> [Assignment]: Pick every line out of the entries below that holds the string "with", and report them.

> [Input records]:
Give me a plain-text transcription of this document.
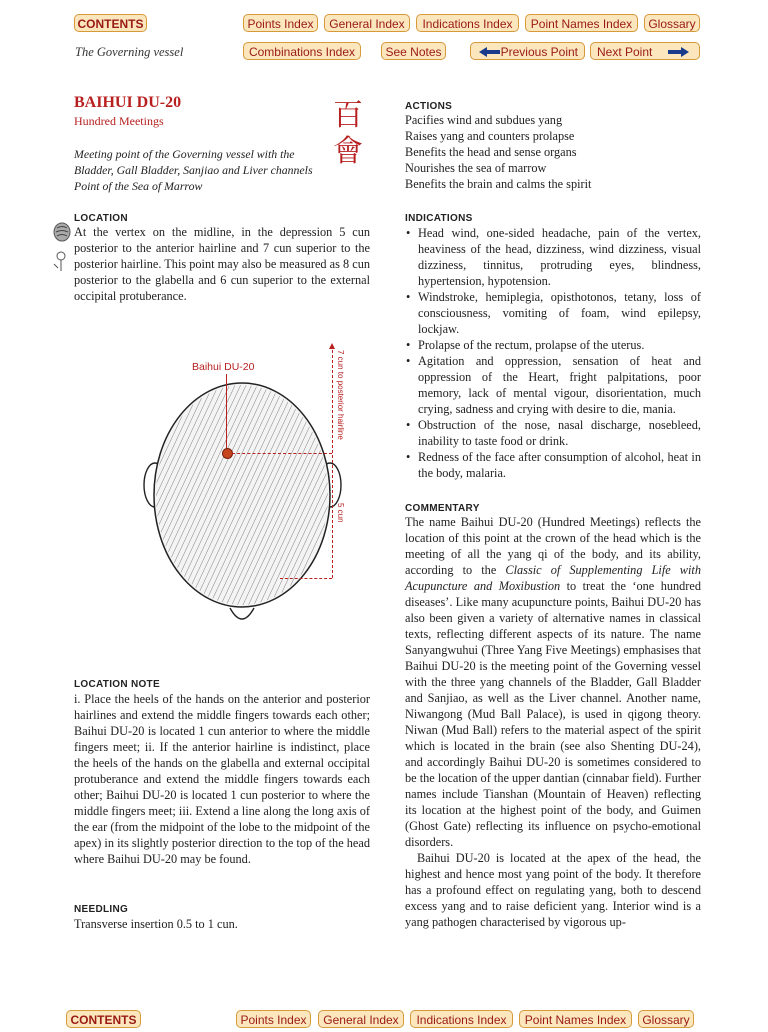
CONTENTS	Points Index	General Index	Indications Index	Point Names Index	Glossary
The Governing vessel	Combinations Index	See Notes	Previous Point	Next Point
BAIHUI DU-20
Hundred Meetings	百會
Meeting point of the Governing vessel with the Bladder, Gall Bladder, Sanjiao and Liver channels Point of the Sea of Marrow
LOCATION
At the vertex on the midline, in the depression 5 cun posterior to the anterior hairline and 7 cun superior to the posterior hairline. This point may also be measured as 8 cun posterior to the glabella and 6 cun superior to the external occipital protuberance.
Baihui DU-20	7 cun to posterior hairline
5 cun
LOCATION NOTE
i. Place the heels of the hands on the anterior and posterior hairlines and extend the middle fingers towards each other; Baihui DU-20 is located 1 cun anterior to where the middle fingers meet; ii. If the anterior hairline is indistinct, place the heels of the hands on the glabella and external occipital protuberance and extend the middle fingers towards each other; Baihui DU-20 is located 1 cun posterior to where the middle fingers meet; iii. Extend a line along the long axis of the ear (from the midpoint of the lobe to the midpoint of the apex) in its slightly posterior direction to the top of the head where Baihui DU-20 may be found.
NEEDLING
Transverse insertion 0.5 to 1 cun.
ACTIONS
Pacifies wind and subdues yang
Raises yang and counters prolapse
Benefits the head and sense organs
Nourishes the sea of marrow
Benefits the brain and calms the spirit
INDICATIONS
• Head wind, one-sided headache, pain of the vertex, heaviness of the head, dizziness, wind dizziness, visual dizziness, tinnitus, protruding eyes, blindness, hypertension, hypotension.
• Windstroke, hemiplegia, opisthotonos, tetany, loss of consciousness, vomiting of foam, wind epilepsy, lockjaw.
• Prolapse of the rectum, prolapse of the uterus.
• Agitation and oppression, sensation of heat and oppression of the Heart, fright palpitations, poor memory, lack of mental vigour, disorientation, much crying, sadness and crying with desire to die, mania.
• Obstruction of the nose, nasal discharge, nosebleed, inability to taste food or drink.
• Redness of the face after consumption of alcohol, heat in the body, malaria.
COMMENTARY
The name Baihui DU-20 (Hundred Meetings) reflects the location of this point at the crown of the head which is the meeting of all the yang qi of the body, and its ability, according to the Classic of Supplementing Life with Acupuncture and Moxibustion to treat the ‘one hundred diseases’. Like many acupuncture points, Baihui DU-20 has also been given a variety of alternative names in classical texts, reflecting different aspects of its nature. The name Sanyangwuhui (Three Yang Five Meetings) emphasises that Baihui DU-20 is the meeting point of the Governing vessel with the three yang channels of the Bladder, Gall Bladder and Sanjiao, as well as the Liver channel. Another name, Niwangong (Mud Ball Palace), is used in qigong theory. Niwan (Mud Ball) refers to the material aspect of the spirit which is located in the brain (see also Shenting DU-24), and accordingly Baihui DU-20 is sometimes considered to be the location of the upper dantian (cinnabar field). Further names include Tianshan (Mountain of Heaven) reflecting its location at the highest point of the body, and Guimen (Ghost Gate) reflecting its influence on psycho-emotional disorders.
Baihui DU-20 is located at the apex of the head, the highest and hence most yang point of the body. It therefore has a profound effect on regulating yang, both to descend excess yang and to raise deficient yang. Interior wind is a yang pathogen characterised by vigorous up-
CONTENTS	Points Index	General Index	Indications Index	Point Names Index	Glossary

> [Task response]:
Meeting point of the Governing vessel with the Bladder, Gall Bladder, Sanjiao and Liver channels Point of the Sea of Marrow
• Agitation and oppression, sensation of heat and oppression of the Heart, fright palpitations, poor memory, lack of mental vigour, disorientation, much crying, sadness and crying with desire to die, mania.
The name Baihui DU-20 (Hundred Meetings) reflects the location of this point at the crown of the head which is the meeting of all the yang qi of the body, and its ability, according to the Classic of Supplementing Life with Acupuncture and Moxibustion to treat the ‘one hundred diseases’. Like many acupuncture points, Baihui DU-20 has also been given a variety of alternative names in classical texts, reflecting different aspects of its nature. The name Sanyangwuhui (Three Yang Five Meetings) emphasises that Baihui DU-20 is the meeting point of the Governing vessel with the three yang channels of the Bladder, Gall Bladder and Sanjiao, as well as the Liver channel. Another name, Niwangong (Mud Ball Palace), is used in qigong theory. Niwan (Mud Ball) refers to the material aspect of the spirit which is located in the brain (see also Shenting DU-24), and accordingly Baihui DU-20 is sometimes considered to be the location of the upper dantian (cinnabar field). Further names include Tianshan (Mountain of Heaven) reflecting its location at the highest point of the body, and Guimen (Ghost Gate) reflecting its influence on psycho-emotional disorders.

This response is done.